CONSIGNE ÉCRITE
Poursuivez le texte sur le haut-fourneau d’Uckange à partir de sa dernière phrase.

___ TEXTE À LIRE ___

Mais tout compte fait, le parc du haut-fourneau d’Uckange vaut le détour, avec toutes les imperfections que le projet peut respirer. Surtout si on le compare avec le sort de l'ancienne usine UCPMI d'HAGONDANGE, qui a été rasée pour WALIBI-SCHTROUMPF. Quant au haut-fourneau couché de Senelle, il sert de trou sur un golf…
Uckange a sûrement sa place dans le réseau transfrontalier de sites dédiés à l’aventure industrielle: Weltkulturerbe Völklingen, Landschaftspark Duisburg, Esch-Belval, le Carreau Wendel à Petite-Rosselle (musée La Mine) et l’Ecomusée des mines de fer de Lorraine à Aumetz et Neufchef. 

L’ historique et les frontières mouvantes de la sidérurgie lorraine

Si on peut appeler Hayange à juste titre le cœur historique de la sidérurgie lorraine - en 1704, Jean-Martin Wendel acquiert les forges d’Hayange -  Uckange a d’autres atouts historiques à faire valoir. Cette usine s’inscrit à plein dans les frontières mouvantes dans cette région stratégique, à une certaine époque. En 1871, après la guerre franco-prussienne de 1870, l’Allemagne annexe l’Alsace et la Moselle. À partir de novembre 1918 la région est ré-annexée par la France. Après la défaite des armées françaises en 1940 l'État nazi remet la main sur l'Alsace et la Moselle. La victoire des Alliés en 1945 mit fin à cette dernière annexion.
L’histoire des hauts-fourneauxd’Uckange commence lors de la première annexion.

___ LIGNES RÉPERTORIÉES ___

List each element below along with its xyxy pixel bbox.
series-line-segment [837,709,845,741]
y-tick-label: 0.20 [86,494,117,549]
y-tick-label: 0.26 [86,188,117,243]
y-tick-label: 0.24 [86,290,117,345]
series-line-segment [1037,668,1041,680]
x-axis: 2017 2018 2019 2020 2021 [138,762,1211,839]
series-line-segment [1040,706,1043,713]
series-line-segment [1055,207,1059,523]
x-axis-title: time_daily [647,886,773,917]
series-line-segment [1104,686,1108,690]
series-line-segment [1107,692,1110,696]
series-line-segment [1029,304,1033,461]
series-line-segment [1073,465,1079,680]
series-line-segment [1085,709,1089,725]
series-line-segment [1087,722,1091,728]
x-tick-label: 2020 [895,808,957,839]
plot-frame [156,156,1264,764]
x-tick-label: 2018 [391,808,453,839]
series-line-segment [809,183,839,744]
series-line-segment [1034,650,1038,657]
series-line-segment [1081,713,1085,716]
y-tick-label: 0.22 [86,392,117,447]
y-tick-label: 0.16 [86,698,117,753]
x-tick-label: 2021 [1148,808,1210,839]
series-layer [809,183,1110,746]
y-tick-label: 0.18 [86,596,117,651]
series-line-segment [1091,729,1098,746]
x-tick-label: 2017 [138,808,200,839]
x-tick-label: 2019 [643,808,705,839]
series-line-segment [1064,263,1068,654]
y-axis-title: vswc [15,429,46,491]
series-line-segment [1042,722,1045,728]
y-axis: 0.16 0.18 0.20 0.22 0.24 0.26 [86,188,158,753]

___

RÉPONSE ATTENDUE
En 1890, les frères Stumm, qui possèdent déjà des usines en Sarre, fondent l’usine à fonte d’Uckange avec 4 hauts-fourneaux. Cela apparaît comme une volonté pour les entreprises allemandes de se développer dans le nouvel espace « conquis ». Avec d’autres usines allemandes, elles concurrencent directement les grands groupes lorrains tels « Les petits-fils de François de Wendel  et Cie » établis à Hayange.  La fonte était
vendue sous la forme de « gueuses », mais aussi sous forme liquide à des aciéries où elle était affinée.

Suite au traité de Versailles qui met fin à la guerre de 14-18, l’usine se retrouve entre les mains d’un groupe français, la « Société des Forges et Aciéries du Nord et de la Lorraine ».  Uckange reste centré sur la production de fonte. Durant la seconde guerre mondiale, l'usine repasse sous le joug des Stumm. L’année après la crise de 1975,  le HF4 est encore réfectionné, mais l'outil reste en sommeil. En 1986 Uckange rejoint la filiale LORFONTE d’Usinor -SACILOR qui rallume en  1988 le haut fourneau U4. La joie est de courte durée : en 1991, le site d’Uckange est définitivement arrêté. Pendant six mois, Uckange vit au rythme des manifestations au cri de « L’emploi au cœur ! ». Bernard Lavilliers donne un concert de soutien dans l’usine en octobre 1991. En octobre 2012 il rend visite aux sidérurgistes de Florange menacés par Mittal. Dans le domaine immatériel, Lavilliers est aussi un monument !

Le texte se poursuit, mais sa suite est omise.